# What is expected
Write out the complete material exactly as it stands.
### Stored rows ###
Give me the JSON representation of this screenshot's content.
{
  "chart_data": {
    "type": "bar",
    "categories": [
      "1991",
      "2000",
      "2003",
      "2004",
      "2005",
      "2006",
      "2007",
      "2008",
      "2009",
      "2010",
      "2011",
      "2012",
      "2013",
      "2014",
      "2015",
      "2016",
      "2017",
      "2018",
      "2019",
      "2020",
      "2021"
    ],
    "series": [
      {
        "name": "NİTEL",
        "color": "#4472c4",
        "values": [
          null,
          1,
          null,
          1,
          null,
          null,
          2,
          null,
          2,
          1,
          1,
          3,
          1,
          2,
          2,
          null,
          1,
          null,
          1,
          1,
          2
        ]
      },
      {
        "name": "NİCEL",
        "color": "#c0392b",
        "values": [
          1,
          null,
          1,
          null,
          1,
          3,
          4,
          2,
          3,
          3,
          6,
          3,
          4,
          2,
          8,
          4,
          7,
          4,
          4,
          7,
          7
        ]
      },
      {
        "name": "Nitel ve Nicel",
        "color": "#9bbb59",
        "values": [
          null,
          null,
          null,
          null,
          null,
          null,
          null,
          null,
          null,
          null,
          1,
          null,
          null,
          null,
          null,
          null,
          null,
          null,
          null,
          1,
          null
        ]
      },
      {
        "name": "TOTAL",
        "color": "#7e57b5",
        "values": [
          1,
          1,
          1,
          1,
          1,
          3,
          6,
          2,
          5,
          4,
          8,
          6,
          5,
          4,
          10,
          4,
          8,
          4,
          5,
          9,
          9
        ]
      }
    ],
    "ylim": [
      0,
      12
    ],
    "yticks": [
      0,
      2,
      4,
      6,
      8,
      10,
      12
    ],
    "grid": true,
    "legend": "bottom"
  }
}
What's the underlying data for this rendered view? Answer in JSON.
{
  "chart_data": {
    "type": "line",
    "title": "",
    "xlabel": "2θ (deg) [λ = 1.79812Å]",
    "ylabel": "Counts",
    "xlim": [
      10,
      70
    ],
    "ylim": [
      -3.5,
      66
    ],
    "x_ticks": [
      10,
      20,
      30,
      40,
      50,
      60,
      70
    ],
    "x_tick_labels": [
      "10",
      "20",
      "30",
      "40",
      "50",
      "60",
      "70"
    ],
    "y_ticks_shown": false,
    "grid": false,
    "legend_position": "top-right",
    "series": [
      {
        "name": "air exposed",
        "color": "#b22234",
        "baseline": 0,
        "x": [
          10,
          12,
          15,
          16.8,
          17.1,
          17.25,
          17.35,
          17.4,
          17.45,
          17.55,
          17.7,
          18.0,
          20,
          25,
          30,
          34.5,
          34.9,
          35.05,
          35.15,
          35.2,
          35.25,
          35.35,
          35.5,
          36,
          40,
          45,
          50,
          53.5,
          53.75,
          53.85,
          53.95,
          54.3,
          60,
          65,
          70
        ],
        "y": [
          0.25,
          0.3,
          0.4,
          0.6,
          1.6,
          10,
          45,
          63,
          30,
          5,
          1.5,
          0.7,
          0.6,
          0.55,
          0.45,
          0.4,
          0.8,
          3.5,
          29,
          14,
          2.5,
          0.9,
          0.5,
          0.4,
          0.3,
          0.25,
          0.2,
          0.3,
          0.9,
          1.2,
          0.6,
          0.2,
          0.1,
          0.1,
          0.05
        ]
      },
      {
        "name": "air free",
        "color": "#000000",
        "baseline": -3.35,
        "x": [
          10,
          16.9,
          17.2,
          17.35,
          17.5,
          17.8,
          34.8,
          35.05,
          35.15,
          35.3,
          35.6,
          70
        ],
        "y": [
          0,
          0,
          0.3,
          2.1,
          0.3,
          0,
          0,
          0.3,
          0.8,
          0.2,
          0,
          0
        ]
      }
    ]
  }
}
###
# Task output
Give me the JSON representation of this screenshot's content.
{
  "chart_data": {
    "type": "bar",
    "categories": [
      "1991",
      "2000",
      "2003",
      "2004",
      "2005",
      "2006",
      "2007",
      "2008",
      "2009",
      "2010",
      "2011",
      "2012",
      "2013",
      "2014",
      "2015",
      "2016",
      "2017",
      "2018",
      "2019",
      "2020",
      "2021"
    ],
    "series": [
      {
        "name": "NİTEL",
        "color": "#4472c4",
        "values": [
          null,
          1,
          null,
          1,
          null,
          null,
          2,
          null,
          2,
          1,
          1,
          3,
          1,
          2,
          2,
          null,
          1,
          null,
          1,
          1,
          2
        ]
      },
      {
        "name": "NİCEL",
        "color": "#c0392b",
        "values": [
          1,
          null,
          1,
          null,
          1,
          3,
          4,
          2,
          3,
          3,
          6,
          3,
          4,
          2,
          8,
          4,
          7,
          4,
          4,
          7,
          7
        ]
      },
      {
        "name": "Nitel ve Nicel",
        "color": "#9bbb59",
        "values": [
          null,
          null,
          null,
          null,
          null,
          null,
          null,
          null,
          null,
          null,
          1,
          null,
          null,
          null,
          null,
          null,
          null,
          null,
          null,
          1,
          null
        ]
      },
      {
        "name": "TOTAL",
        "color": "#7e57b5",
        "values": [
          1,
          1,
          1,
          1,
          1,
          3,
          6,
          2,
          5,
          4,
          8,
          6,
          5,
          4,
          10,
          4,
          8,
          4,
          5,
          9,
          9
        ]
      }
    ],
    "ylim": [
      0,
      12
    ],
    "yticks": [
      0,
      2,
      4,
      6,
      8,
      10,
      12
    ],
    "grid": true,
    "legend": "bottom"
  }
}
What's the underlying data for this rendered view? Answer in JSON.
{
  "chart_data": {
    "type": "line",
    "title": "",
    "xlabel": "2θ (deg) [λ = 1.79812Å]",
    "ylabel": "Counts",
    "xlim": [
      10,
      70
    ],
    "ylim": [
      -3.5,
      66
    ],
    "x_ticks": [
      10,
      20,
      30,
      40,
      50,
      60,
      70
    ],
    "x_tick_labels": [
      "10",
      "20",
      "30",
      "40",
      "50",
      "60",
      "70"
    ],
    "y_ticks_shown": false,
    "grid": false,
    "legend_position": "top-right",
    "series": [
      {
        "name": "air exposed",
        "color": "#b22234",
        "baseline": 0,
        "x": [
          10,
          12,
          15,
          16.8,
          17.1,
          17.25,
          17.35,
          17.4,
          17.45,
          17.55,
          17.7,
          18.0,
          20,
          25,
          30,
          34.5,
          34.9,
          35.05,
          35.15,
          35.2,
          35.25,
          35.35,
          35.5,
          36,
          40,
          45,
          50,
          53.5,
          53.75,
          53.85,
          53.95,
          54.3,
          60,
          65,
          70
        ],
        "y": [
          0.25,
          0.3,
          0.4,
          0.6,
          1.6,
          10,
          45,
          63,
          30,
          5,
          1.5,
          0.7,
          0.6,
          0.55,
          0.45,
          0.4,
          0.8,
          3.5,
          29,
          14,
          2.5,
          0.9,
          0.5,
          0.4,
          0.3,
          0.25,
          0.2,
          0.3,
          0.9,
          1.2,
          0.6,
          0.2,
          0.1,
          0.1,
          0.05
        ]
      },
      {
        "name": "air free",
        "color": "#000000",
        "baseline": -3.35,
        "x": [
          10,
          16.9,
          17.2,
          17.35,
          17.5,
          17.8,
          34.8,
          35.05,
          35.15,
          35.3,
          35.6,
          70
        ],
        "y": [
          0,
          0,
          0.3,
          2.1,
          0.3,
          0,
          0,
          0.3,
          0.8,
          0.2,
          0,
          0
        ]
      }
    ]
  }
}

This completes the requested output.